[Dataset rows about figures]
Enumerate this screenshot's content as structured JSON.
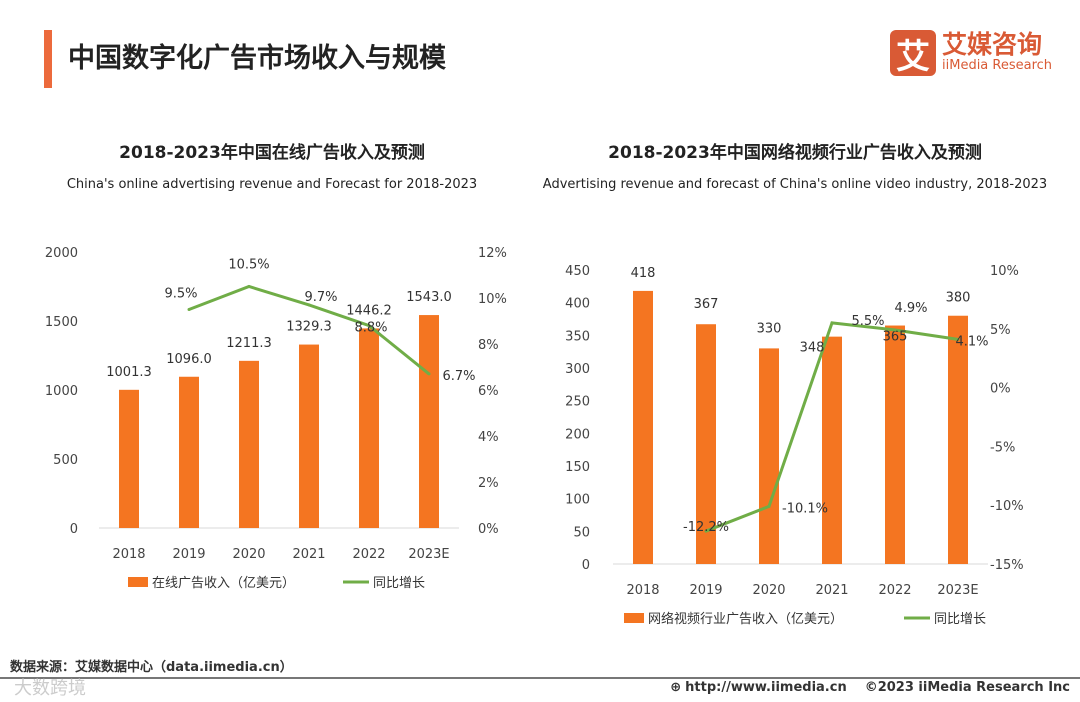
{
  "header": {
    "title": "中国数字化广告市场收入与规模",
    "logo_cn": "艾媒咨询",
    "logo_en": "iiMedia Research",
    "logo_mark": "艾"
  },
  "footer": {
    "source": "数据来源：艾媒数据中心（data.iimedia.cn）",
    "url": "http://www.iimedia.cn",
    "copyright": "©2023  iiMedia Research  Inc",
    "watermark": "大数跨境"
  },
  "colors": {
    "bar": "#f47521",
    "line": "#70ad47",
    "accent": "#ec6a3c"
  },
  "chart_data": [
    {
      "type": "bar+line",
      "title": "2018-2023年中国在线广告收入及预测",
      "subtitle": "China's online advertising revenue and Forecast for 2018-2023",
      "categories": [
        "2018",
        "2019",
        "2020",
        "2021",
        "2022",
        "2023E"
      ],
      "series": [
        {
          "name": "在线广告收入（亿美元）",
          "type": "bar",
          "values": [
            1001.3,
            1096.0,
            1211.3,
            1329.3,
            1446.2,
            1543.0
          ],
          "labels": [
            "1001.3",
            "1096.0",
            "1211.3",
            "1329.3",
            "1446.2",
            "1543.0"
          ]
        },
        {
          "name": "同比增长",
          "type": "line",
          "values": [
            null,
            9.5,
            10.5,
            9.7,
            8.8,
            6.7
          ],
          "labels": [
            "",
            "9.5%",
            "10.5%",
            "9.7%",
            "8.8%",
            "6.7%"
          ]
        }
      ],
      "ylim": [
        0,
        2000
      ],
      "yticks": [
        "0",
        "500",
        "1000",
        "1500",
        "2000"
      ],
      "y2lim": [
        0,
        12
      ],
      "y2ticks": [
        "0%",
        "2%",
        "4%",
        "6%",
        "8%",
        "10%",
        "12%"
      ],
      "legend": "bottom"
    },
    {
      "type": "bar+line",
      "title": "2018-2023年中国网络视频行业广告收入及预测",
      "subtitle": "Advertising revenue and forecast of China's online video industry, 2018-2023",
      "categories": [
        "2018",
        "2019",
        "2020",
        "2021",
        "2022",
        "2023E"
      ],
      "series": [
        {
          "name": "网络视频行业广告收入（亿美元）",
          "type": "bar",
          "values": [
            418,
            367,
            330,
            348,
            365,
            380
          ],
          "labels": [
            "418",
            "367",
            "330",
            "348",
            "365",
            "380"
          ]
        },
        {
          "name": "同比增长",
          "type": "line",
          "values": [
            null,
            -12.2,
            -10.1,
            5.5,
            4.9,
            4.1
          ],
          "labels": [
            "",
            "-12.2%",
            "-10.1%",
            "5.5%",
            "4.9%",
            "4.1%"
          ]
        }
      ],
      "ylim": [
        0,
        450
      ],
      "yticks": [
        "0",
        "50",
        "100",
        "150",
        "200",
        "250",
        "300",
        "350",
        "400",
        "450"
      ],
      "y2lim": [
        -15,
        10
      ],
      "y2ticks": [
        "-15%",
        "-10%",
        "-5%",
        "0%",
        "5%",
        "10%"
      ],
      "legend": "bottom"
    }
  ]
}
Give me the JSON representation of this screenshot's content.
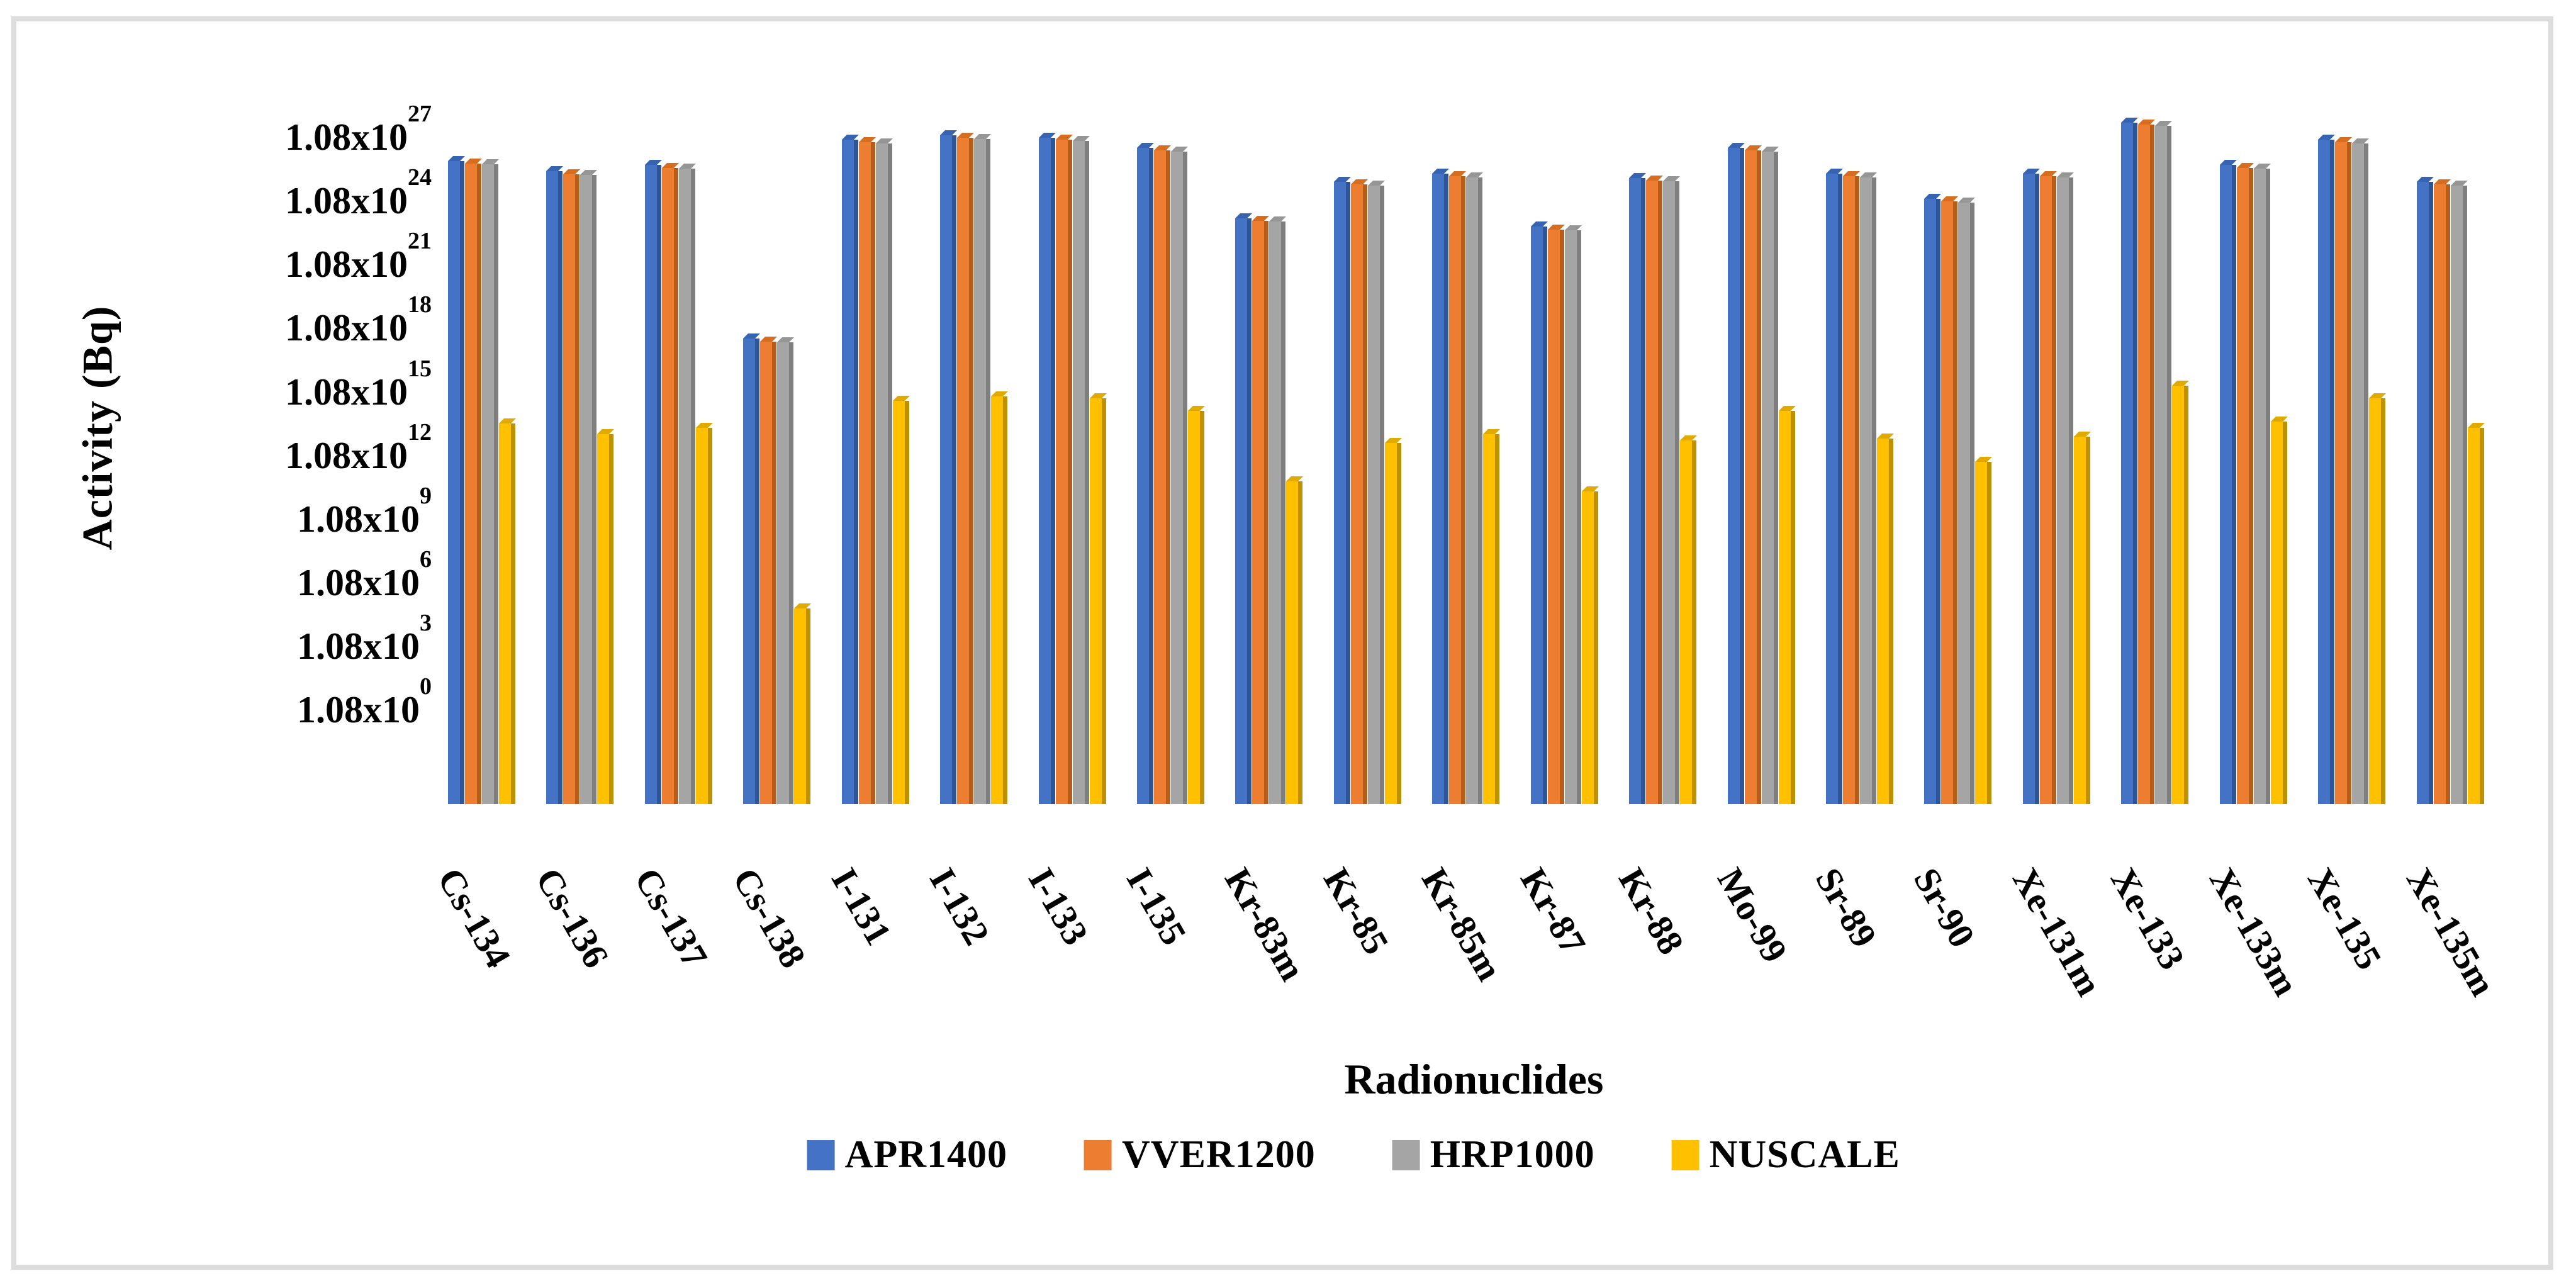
{
  "figure": {
    "background": "#ffffff",
    "border_color": "#dcdcdc"
  },
  "chart_data": {
    "type": "bar",
    "title": "",
    "xlabel": "Radionuclides",
    "ylabel": "Activity (Bq)",
    "y_scale": "log",
    "grid": "off",
    "legend_position": "bottom",
    "y_tick_prefix": "1.08x10",
    "y_tick_exponents": [
      27,
      24,
      21,
      18,
      15,
      12,
      9,
      6,
      3,
      0
    ],
    "categories": [
      "Cs-134",
      "Cs-136",
      "Cs-137",
      "Cs-138",
      "I-131",
      "I-132",
      "I-133",
      "I-135",
      "Kr-83m",
      "Kr-85",
      "Kr-85m",
      "Kr-87",
      "Kr-88",
      "Mo-99",
      "Sr-89",
      "Sr-90",
      "Xe-131m",
      "Xe-133",
      "Xe-133m",
      "Xe-135",
      "Xe-135m"
    ],
    "series": [
      {
        "name": "APR1400",
        "color": "#4472C4",
        "edge_color": "#2E5596",
        "values": [
          3.4e+25,
          1.1e+25,
          2.2e+25,
          1.4e+17,
          3.4e+26,
          5.4e+26,
          4.3e+26,
          1.4e+26,
          6.8e+22,
          3.4e+24,
          8.6e+24,
          2.7e+22,
          5.4e+24,
          1.4e+26,
          8.6e+24,
          5.4e+23,
          8.6e+24,
          2.2e+27,
          2.2e+25,
          3.4e+26,
          3.4e+24
        ]
      },
      {
        "name": "VVER1200",
        "color": "#ED7D31",
        "edge_color": "#B65D1A",
        "values": [
          2.6e+25,
          8.2e+24,
          1.6e+25,
          1e+17,
          2.6e+26,
          4.1e+26,
          3.3e+26,
          1.1e+26,
          5.2e+22,
          2.6e+24,
          6.5e+24,
          2e+22,
          4.1e+24,
          1.1e+26,
          6.5e+24,
          4.1e+23,
          6.5e+24,
          1.7e+27,
          1.6e+25,
          2.6e+26,
          2.6e+24
        ]
      },
      {
        "name": "HRP1000",
        "color": "#A5A5A5",
        "edge_color": "#7F7F7F",
        "values": [
          2.3e+25,
          7.4e+24,
          1.5e+25,
          9.5e+16,
          2.3e+26,
          3.7e+26,
          2.9e+26,
          9.5e+25,
          4.6e+22,
          2.3e+24,
          5.8e+24,
          1.8e+22,
          3.7e+24,
          9.5e+25,
          5.8e+24,
          3.7e+23,
          5.8e+24,
          1.5e+27,
          1.5e+25,
          2.3e+26,
          2.3e+24
        ]
      },
      {
        "name": "NUSCALE",
        "color": "#FFC000",
        "edge_color": "#BF9000",
        "values": [
          14000000000000.0,
          4300000000000.0,
          8600000000000.0,
          27000.0,
          170000000000000.0,
          270000000000000.0,
          220000000000000.0,
          54000000000000.0,
          27000000000.0,
          1700000000000.0,
          4300000000000.0,
          8600000000.0,
          2200000000000.0,
          54000000000000.0,
          2700000000000.0,
          220000000000.0,
          3400000000000.0,
          860000000000000.0,
          17000000000000.0,
          220000000000000.0,
          8600000000000.0
        ]
      }
    ]
  }
}
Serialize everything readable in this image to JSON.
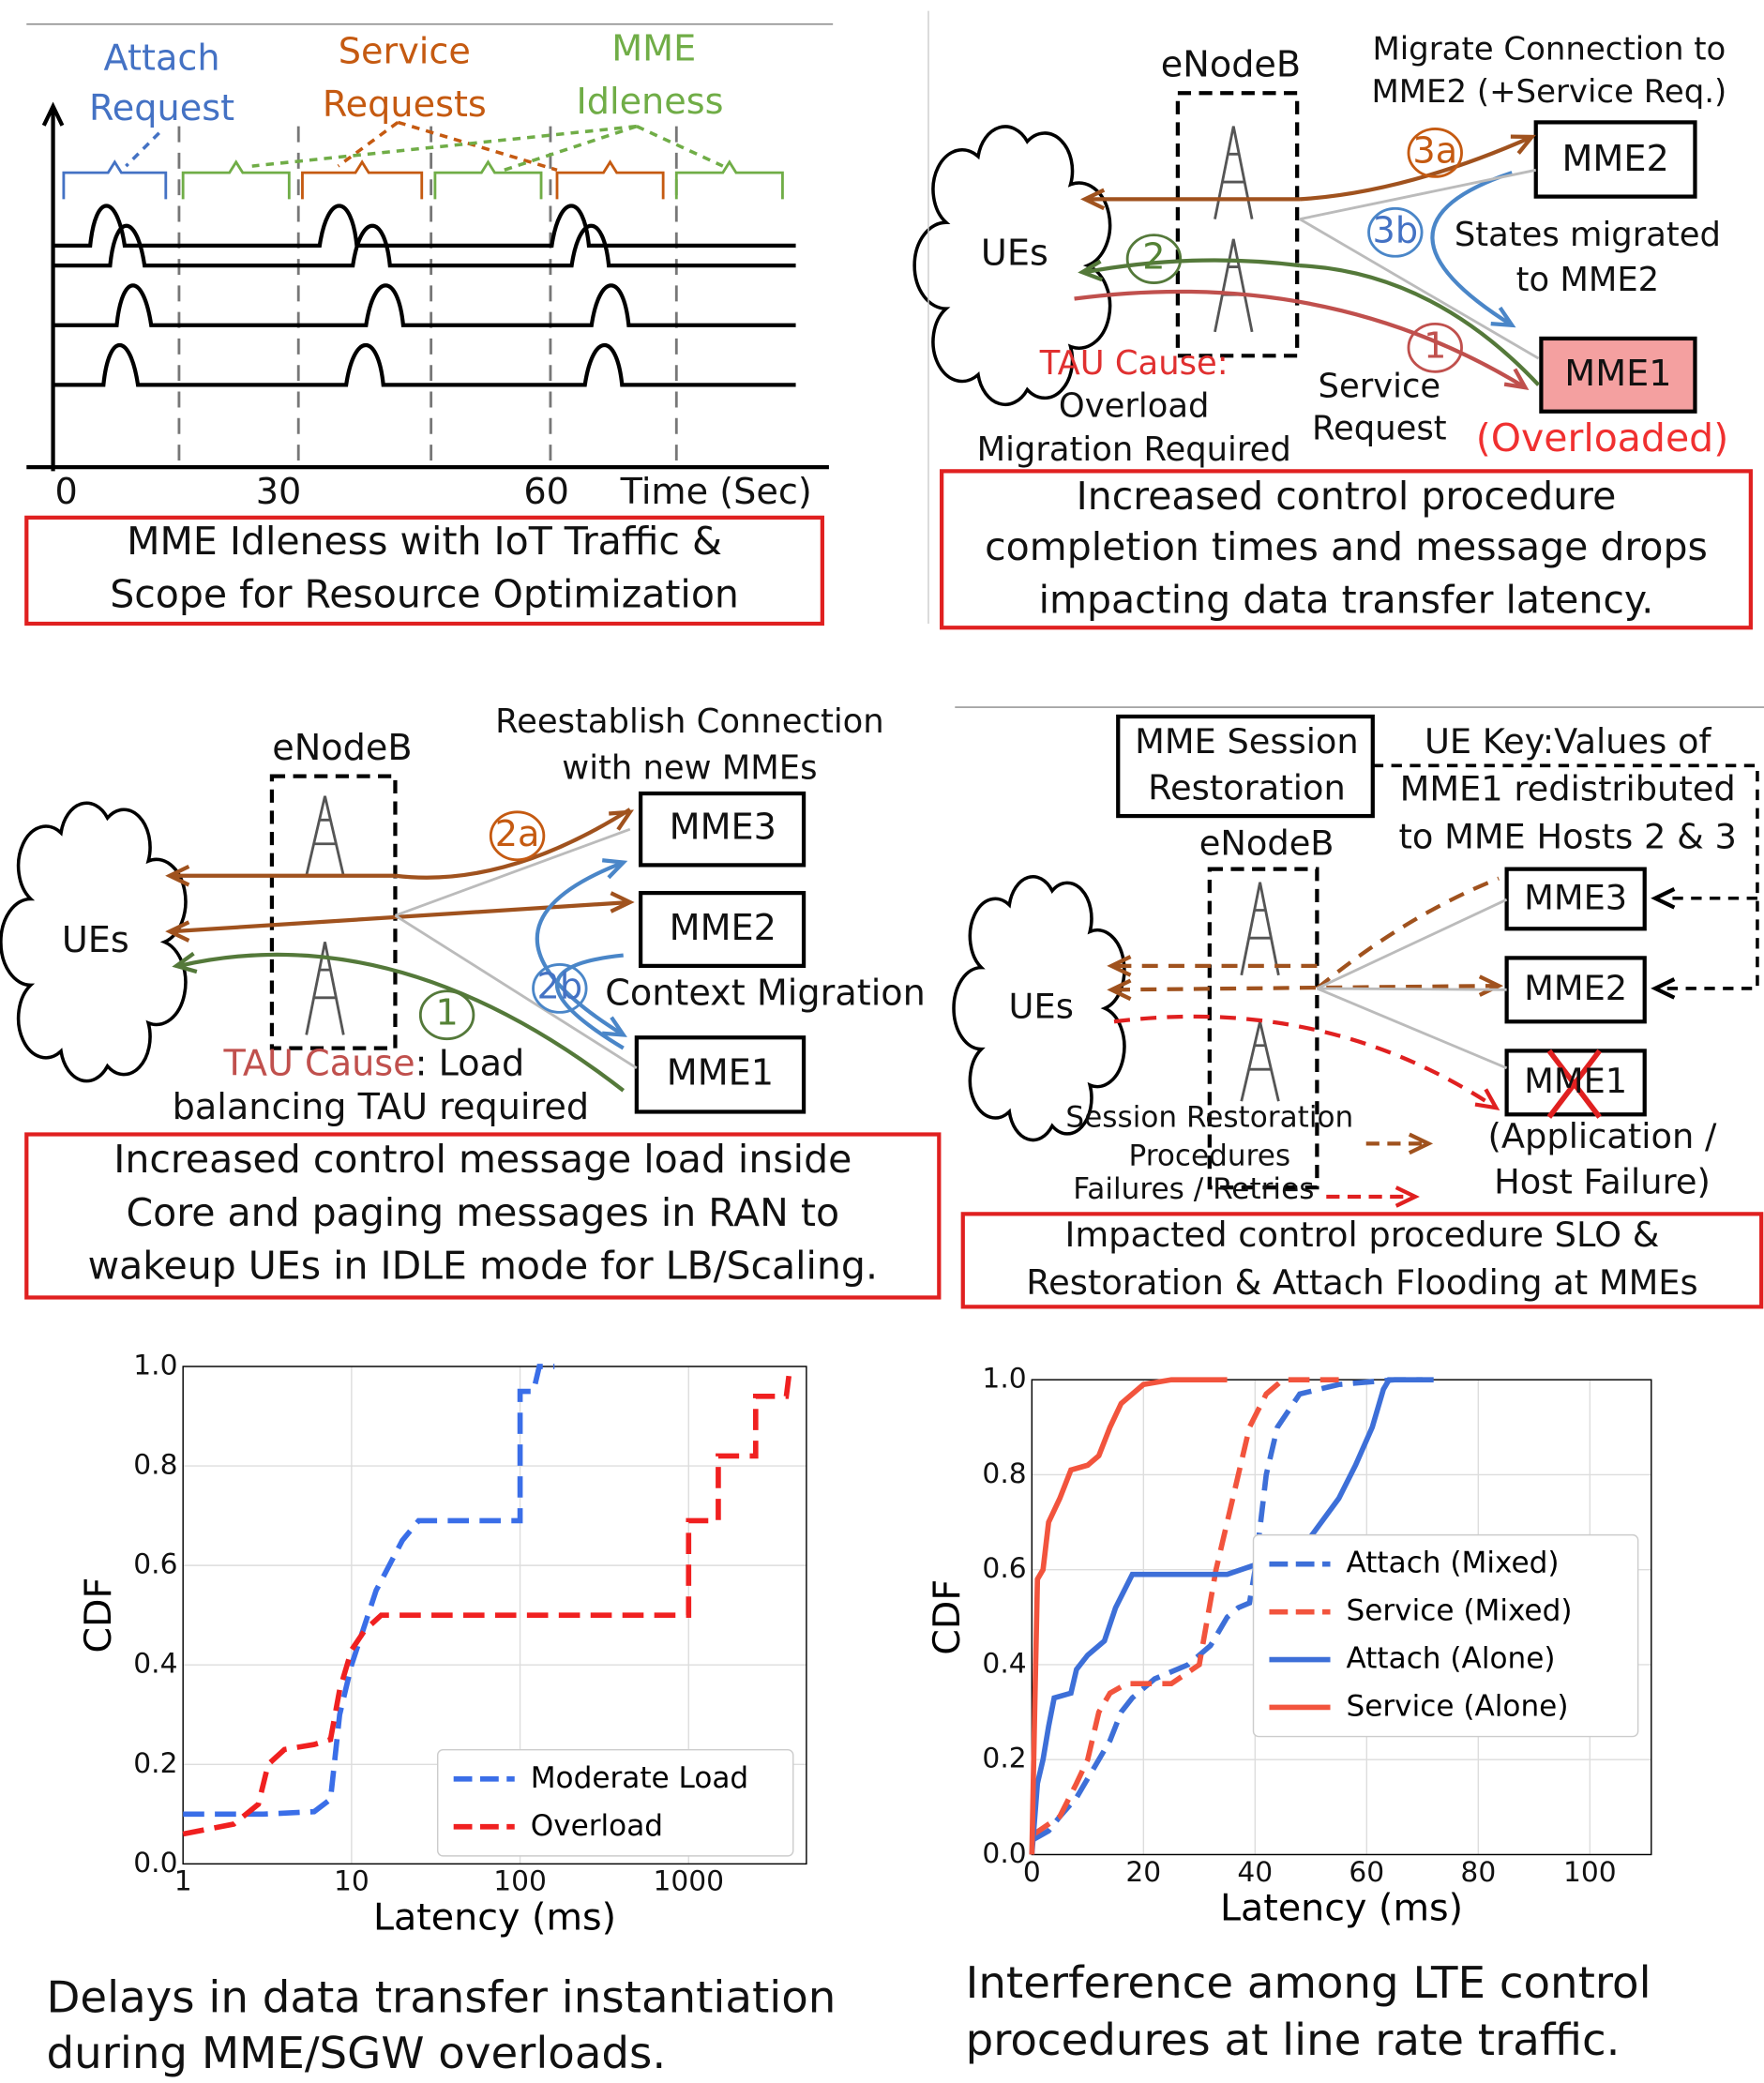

> **Set exercise**
What is the number of lines in the records that contain "JSON"? Give that number only.

> **Expected answer**
3